■ JOB ■
Locate all lines with the word "疗区就诊". Copy them.

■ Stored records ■
*****
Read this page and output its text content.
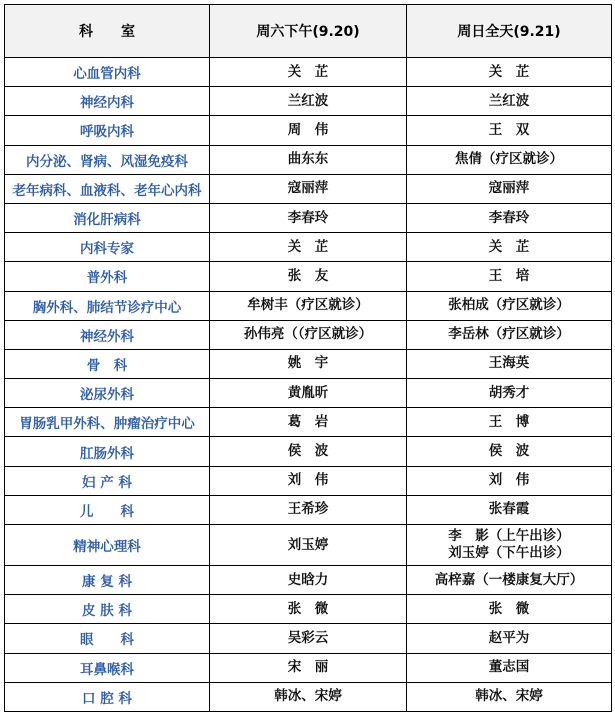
科　　室	周六下午(9.20)	周日全天(9.21)
心血管内科	关　芷	关　芷

神经内科	兰红波	兰红波

呼吸内科	周　伟	王　双

内分泌、肾病、风湿免疫科	曲东东	焦倩（疗区就诊）

老年病科、血液科、老年心内科	寇丽萍	寇丽萍

消化肝病科	李春玲	李春玲

内科专家	关　芷	关　芷

普外科	张　友	王　培

胸外科、肺结节诊疗中心	牟树丰（疗区就诊）	张柏成（疗区就诊）

神经外科	孙伟亮（（疗区就诊）	李岳林（疗区就诊）

骨　科	姚　宇	王海英

泌尿外科	黄胤昕	胡秀才

胃肠乳甲外科、肿瘤治疗中心	葛　岩	王　博

肛肠外科	侯　波	侯　波

妇 产 科	刘　伟	刘　伟

儿　　科	王希珍	张春霞

精神心理科	刘玉婷	李　影（上午出诊）
刘玉婷（下午出诊）

康 复 科	史晗力	高梓嘉（一楼康复大厅）

皮 肤 科	张　微	张　微

眼　　科	吴彩云	赵平为

耳鼻喉科	宋　丽	董志国

口 腔 科	韩冰、宋婷	韩冰、宋婷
*****
■ THE REPLY ■
内分泌、肾病、风湿免疫科	曲东东	焦倩（疗区就诊）
胸外科、肺结节诊疗中心	牟树丰（疗区就诊）	张柏成（疗区就诊）
神经外科	孙伟亮（（疗区就诊）	李岳林（疗区就诊）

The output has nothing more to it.